Entries taken from a collection:
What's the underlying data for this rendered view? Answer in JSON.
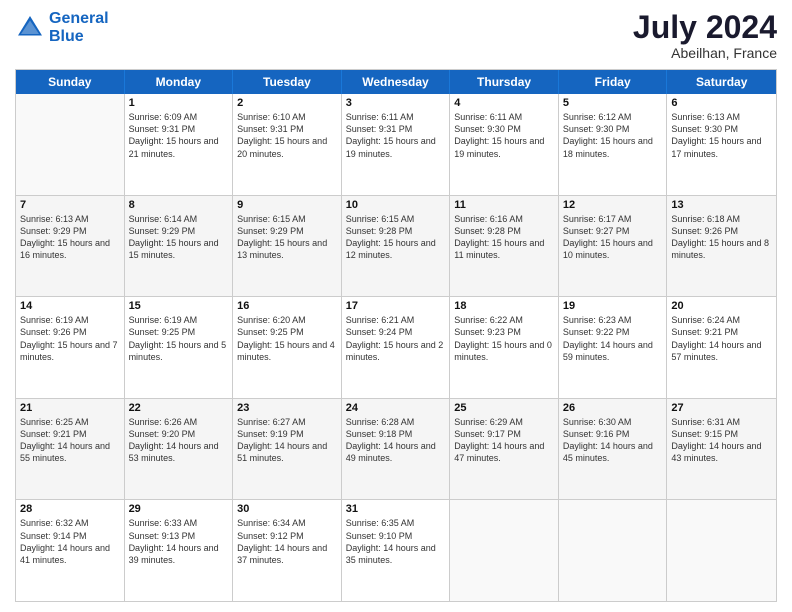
{
  "header": {
    "logo_line1": "General",
    "logo_line2": "Blue",
    "month": "July 2024",
    "location": "Abeilhan, France"
  },
  "days_of_week": [
    "Sunday",
    "Monday",
    "Tuesday",
    "Wednesday",
    "Thursday",
    "Friday",
    "Saturday"
  ],
  "weeks": [
    [
      {
        "day": "",
        "empty": true
      },
      {
        "day": "1",
        "sunrise": "Sunrise: 6:09 AM",
        "sunset": "Sunset: 9:31 PM",
        "daylight": "Daylight: 15 hours and 21 minutes."
      },
      {
        "day": "2",
        "sunrise": "Sunrise: 6:10 AM",
        "sunset": "Sunset: 9:31 PM",
        "daylight": "Daylight: 15 hours and 20 minutes."
      },
      {
        "day": "3",
        "sunrise": "Sunrise: 6:11 AM",
        "sunset": "Sunset: 9:31 PM",
        "daylight": "Daylight: 15 hours and 19 minutes."
      },
      {
        "day": "4",
        "sunrise": "Sunrise: 6:11 AM",
        "sunset": "Sunset: 9:30 PM",
        "daylight": "Daylight: 15 hours and 19 minutes."
      },
      {
        "day": "5",
        "sunrise": "Sunrise: 6:12 AM",
        "sunset": "Sunset: 9:30 PM",
        "daylight": "Daylight: 15 hours and 18 minutes."
      },
      {
        "day": "6",
        "sunrise": "Sunrise: 6:13 AM",
        "sunset": "Sunset: 9:30 PM",
        "daylight": "Daylight: 15 hours and 17 minutes."
      }
    ],
    [
      {
        "day": "7",
        "sunrise": "Sunrise: 6:13 AM",
        "sunset": "Sunset: 9:29 PM",
        "daylight": "Daylight: 15 hours and 16 minutes."
      },
      {
        "day": "8",
        "sunrise": "Sunrise: 6:14 AM",
        "sunset": "Sunset: 9:29 PM",
        "daylight": "Daylight: 15 hours and 15 minutes."
      },
      {
        "day": "9",
        "sunrise": "Sunrise: 6:15 AM",
        "sunset": "Sunset: 9:29 PM",
        "daylight": "Daylight: 15 hours and 13 minutes."
      },
      {
        "day": "10",
        "sunrise": "Sunrise: 6:15 AM",
        "sunset": "Sunset: 9:28 PM",
        "daylight": "Daylight: 15 hours and 12 minutes."
      },
      {
        "day": "11",
        "sunrise": "Sunrise: 6:16 AM",
        "sunset": "Sunset: 9:28 PM",
        "daylight": "Daylight: 15 hours and 11 minutes."
      },
      {
        "day": "12",
        "sunrise": "Sunrise: 6:17 AM",
        "sunset": "Sunset: 9:27 PM",
        "daylight": "Daylight: 15 hours and 10 minutes."
      },
      {
        "day": "13",
        "sunrise": "Sunrise: 6:18 AM",
        "sunset": "Sunset: 9:26 PM",
        "daylight": "Daylight: 15 hours and 8 minutes."
      }
    ],
    [
      {
        "day": "14",
        "sunrise": "Sunrise: 6:19 AM",
        "sunset": "Sunset: 9:26 PM",
        "daylight": "Daylight: 15 hours and 7 minutes."
      },
      {
        "day": "15",
        "sunrise": "Sunrise: 6:19 AM",
        "sunset": "Sunset: 9:25 PM",
        "daylight": "Daylight: 15 hours and 5 minutes."
      },
      {
        "day": "16",
        "sunrise": "Sunrise: 6:20 AM",
        "sunset": "Sunset: 9:25 PM",
        "daylight": "Daylight: 15 hours and 4 minutes."
      },
      {
        "day": "17",
        "sunrise": "Sunrise: 6:21 AM",
        "sunset": "Sunset: 9:24 PM",
        "daylight": "Daylight: 15 hours and 2 minutes."
      },
      {
        "day": "18",
        "sunrise": "Sunrise: 6:22 AM",
        "sunset": "Sunset: 9:23 PM",
        "daylight": "Daylight: 15 hours and 0 minutes."
      },
      {
        "day": "19",
        "sunrise": "Sunrise: 6:23 AM",
        "sunset": "Sunset: 9:22 PM",
        "daylight": "Daylight: 14 hours and 59 minutes."
      },
      {
        "day": "20",
        "sunrise": "Sunrise: 6:24 AM",
        "sunset": "Sunset: 9:21 PM",
        "daylight": "Daylight: 14 hours and 57 minutes."
      }
    ],
    [
      {
        "day": "21",
        "sunrise": "Sunrise: 6:25 AM",
        "sunset": "Sunset: 9:21 PM",
        "daylight": "Daylight: 14 hours and 55 minutes."
      },
      {
        "day": "22",
        "sunrise": "Sunrise: 6:26 AM",
        "sunset": "Sunset: 9:20 PM",
        "daylight": "Daylight: 14 hours and 53 minutes."
      },
      {
        "day": "23",
        "sunrise": "Sunrise: 6:27 AM",
        "sunset": "Sunset: 9:19 PM",
        "daylight": "Daylight: 14 hours and 51 minutes."
      },
      {
        "day": "24",
        "sunrise": "Sunrise: 6:28 AM",
        "sunset": "Sunset: 9:18 PM",
        "daylight": "Daylight: 14 hours and 49 minutes."
      },
      {
        "day": "25",
        "sunrise": "Sunrise: 6:29 AM",
        "sunset": "Sunset: 9:17 PM",
        "daylight": "Daylight: 14 hours and 47 minutes."
      },
      {
        "day": "26",
        "sunrise": "Sunrise: 6:30 AM",
        "sunset": "Sunset: 9:16 PM",
        "daylight": "Daylight: 14 hours and 45 minutes."
      },
      {
        "day": "27",
        "sunrise": "Sunrise: 6:31 AM",
        "sunset": "Sunset: 9:15 PM",
        "daylight": "Daylight: 14 hours and 43 minutes."
      }
    ],
    [
      {
        "day": "28",
        "sunrise": "Sunrise: 6:32 AM",
        "sunset": "Sunset: 9:14 PM",
        "daylight": "Daylight: 14 hours and 41 minutes."
      },
      {
        "day": "29",
        "sunrise": "Sunrise: 6:33 AM",
        "sunset": "Sunset: 9:13 PM",
        "daylight": "Daylight: 14 hours and 39 minutes."
      },
      {
        "day": "30",
        "sunrise": "Sunrise: 6:34 AM",
        "sunset": "Sunset: 9:12 PM",
        "daylight": "Daylight: 14 hours and 37 minutes."
      },
      {
        "day": "31",
        "sunrise": "Sunrise: 6:35 AM",
        "sunset": "Sunset: 9:10 PM",
        "daylight": "Daylight: 14 hours and 35 minutes."
      },
      {
        "day": "",
        "empty": true
      },
      {
        "day": "",
        "empty": true
      },
      {
        "day": "",
        "empty": true
      }
    ]
  ]
}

Exercise goal: Reproduce the whole listing exactly, but not the images in it.

Task output:
What's the underlying data for this rendered view? Answer in JSON.
{
  "header": {
    "logo_line1": "General",
    "logo_line2": "Blue",
    "month": "July 2024",
    "location": "Abeilhan, France"
  },
  "days_of_week": [
    "Sunday",
    "Monday",
    "Tuesday",
    "Wednesday",
    "Thursday",
    "Friday",
    "Saturday"
  ],
  "weeks": [
    [
      {
        "day": "",
        "empty": true
      },
      {
        "day": "1",
        "sunrise": "Sunrise: 6:09 AM",
        "sunset": "Sunset: 9:31 PM",
        "daylight": "Daylight: 15 hours and 21 minutes."
      },
      {
        "day": "2",
        "sunrise": "Sunrise: 6:10 AM",
        "sunset": "Sunset: 9:31 PM",
        "daylight": "Daylight: 15 hours and 20 minutes."
      },
      {
        "day": "3",
        "sunrise": "Sunrise: 6:11 AM",
        "sunset": "Sunset: 9:31 PM",
        "daylight": "Daylight: 15 hours and 19 minutes."
      },
      {
        "day": "4",
        "sunrise": "Sunrise: 6:11 AM",
        "sunset": "Sunset: 9:30 PM",
        "daylight": "Daylight: 15 hours and 19 minutes."
      },
      {
        "day": "5",
        "sunrise": "Sunrise: 6:12 AM",
        "sunset": "Sunset: 9:30 PM",
        "daylight": "Daylight: 15 hours and 18 minutes."
      },
      {
        "day": "6",
        "sunrise": "Sunrise: 6:13 AM",
        "sunset": "Sunset: 9:30 PM",
        "daylight": "Daylight: 15 hours and 17 minutes."
      }
    ],
    [
      {
        "day": "7",
        "sunrise": "Sunrise: 6:13 AM",
        "sunset": "Sunset: 9:29 PM",
        "daylight": "Daylight: 15 hours and 16 minutes."
      },
      {
        "day": "8",
        "sunrise": "Sunrise: 6:14 AM",
        "sunset": "Sunset: 9:29 PM",
        "daylight": "Daylight: 15 hours and 15 minutes."
      },
      {
        "day": "9",
        "sunrise": "Sunrise: 6:15 AM",
        "sunset": "Sunset: 9:29 PM",
        "daylight": "Daylight: 15 hours and 13 minutes."
      },
      {
        "day": "10",
        "sunrise": "Sunrise: 6:15 AM",
        "sunset": "Sunset: 9:28 PM",
        "daylight": "Daylight: 15 hours and 12 minutes."
      },
      {
        "day": "11",
        "sunrise": "Sunrise: 6:16 AM",
        "sunset": "Sunset: 9:28 PM",
        "daylight": "Daylight: 15 hours and 11 minutes."
      },
      {
        "day": "12",
        "sunrise": "Sunrise: 6:17 AM",
        "sunset": "Sunset: 9:27 PM",
        "daylight": "Daylight: 15 hours and 10 minutes."
      },
      {
        "day": "13",
        "sunrise": "Sunrise: 6:18 AM",
        "sunset": "Sunset: 9:26 PM",
        "daylight": "Daylight: 15 hours and 8 minutes."
      }
    ],
    [
      {
        "day": "14",
        "sunrise": "Sunrise: 6:19 AM",
        "sunset": "Sunset: 9:26 PM",
        "daylight": "Daylight: 15 hours and 7 minutes."
      },
      {
        "day": "15",
        "sunrise": "Sunrise: 6:19 AM",
        "sunset": "Sunset: 9:25 PM",
        "daylight": "Daylight: 15 hours and 5 minutes."
      },
      {
        "day": "16",
        "sunrise": "Sunrise: 6:20 AM",
        "sunset": "Sunset: 9:25 PM",
        "daylight": "Daylight: 15 hours and 4 minutes."
      },
      {
        "day": "17",
        "sunrise": "Sunrise: 6:21 AM",
        "sunset": "Sunset: 9:24 PM",
        "daylight": "Daylight: 15 hours and 2 minutes."
      },
      {
        "day": "18",
        "sunrise": "Sunrise: 6:22 AM",
        "sunset": "Sunset: 9:23 PM",
        "daylight": "Daylight: 15 hours and 0 minutes."
      },
      {
        "day": "19",
        "sunrise": "Sunrise: 6:23 AM",
        "sunset": "Sunset: 9:22 PM",
        "daylight": "Daylight: 14 hours and 59 minutes."
      },
      {
        "day": "20",
        "sunrise": "Sunrise: 6:24 AM",
        "sunset": "Sunset: 9:21 PM",
        "daylight": "Daylight: 14 hours and 57 minutes."
      }
    ],
    [
      {
        "day": "21",
        "sunrise": "Sunrise: 6:25 AM",
        "sunset": "Sunset: 9:21 PM",
        "daylight": "Daylight: 14 hours and 55 minutes."
      },
      {
        "day": "22",
        "sunrise": "Sunrise: 6:26 AM",
        "sunset": "Sunset: 9:20 PM",
        "daylight": "Daylight: 14 hours and 53 minutes."
      },
      {
        "day": "23",
        "sunrise": "Sunrise: 6:27 AM",
        "sunset": "Sunset: 9:19 PM",
        "daylight": "Daylight: 14 hours and 51 minutes."
      },
      {
        "day": "24",
        "sunrise": "Sunrise: 6:28 AM",
        "sunset": "Sunset: 9:18 PM",
        "daylight": "Daylight: 14 hours and 49 minutes."
      },
      {
        "day": "25",
        "sunrise": "Sunrise: 6:29 AM",
        "sunset": "Sunset: 9:17 PM",
        "daylight": "Daylight: 14 hours and 47 minutes."
      },
      {
        "day": "26",
        "sunrise": "Sunrise: 6:30 AM",
        "sunset": "Sunset: 9:16 PM",
        "daylight": "Daylight: 14 hours and 45 minutes."
      },
      {
        "day": "27",
        "sunrise": "Sunrise: 6:31 AM",
        "sunset": "Sunset: 9:15 PM",
        "daylight": "Daylight: 14 hours and 43 minutes."
      }
    ],
    [
      {
        "day": "28",
        "sunrise": "Sunrise: 6:32 AM",
        "sunset": "Sunset: 9:14 PM",
        "daylight": "Daylight: 14 hours and 41 minutes."
      },
      {
        "day": "29",
        "sunrise": "Sunrise: 6:33 AM",
        "sunset": "Sunset: 9:13 PM",
        "daylight": "Daylight: 14 hours and 39 minutes."
      },
      {
        "day": "30",
        "sunrise": "Sunrise: 6:34 AM",
        "sunset": "Sunset: 9:12 PM",
        "daylight": "Daylight: 14 hours and 37 minutes."
      },
      {
        "day": "31",
        "sunrise": "Sunrise: 6:35 AM",
        "sunset": "Sunset: 9:10 PM",
        "daylight": "Daylight: 14 hours and 35 minutes."
      },
      {
        "day": "",
        "empty": true
      },
      {
        "day": "",
        "empty": true
      },
      {
        "day": "",
        "empty": true
      }
    ]
  ]
}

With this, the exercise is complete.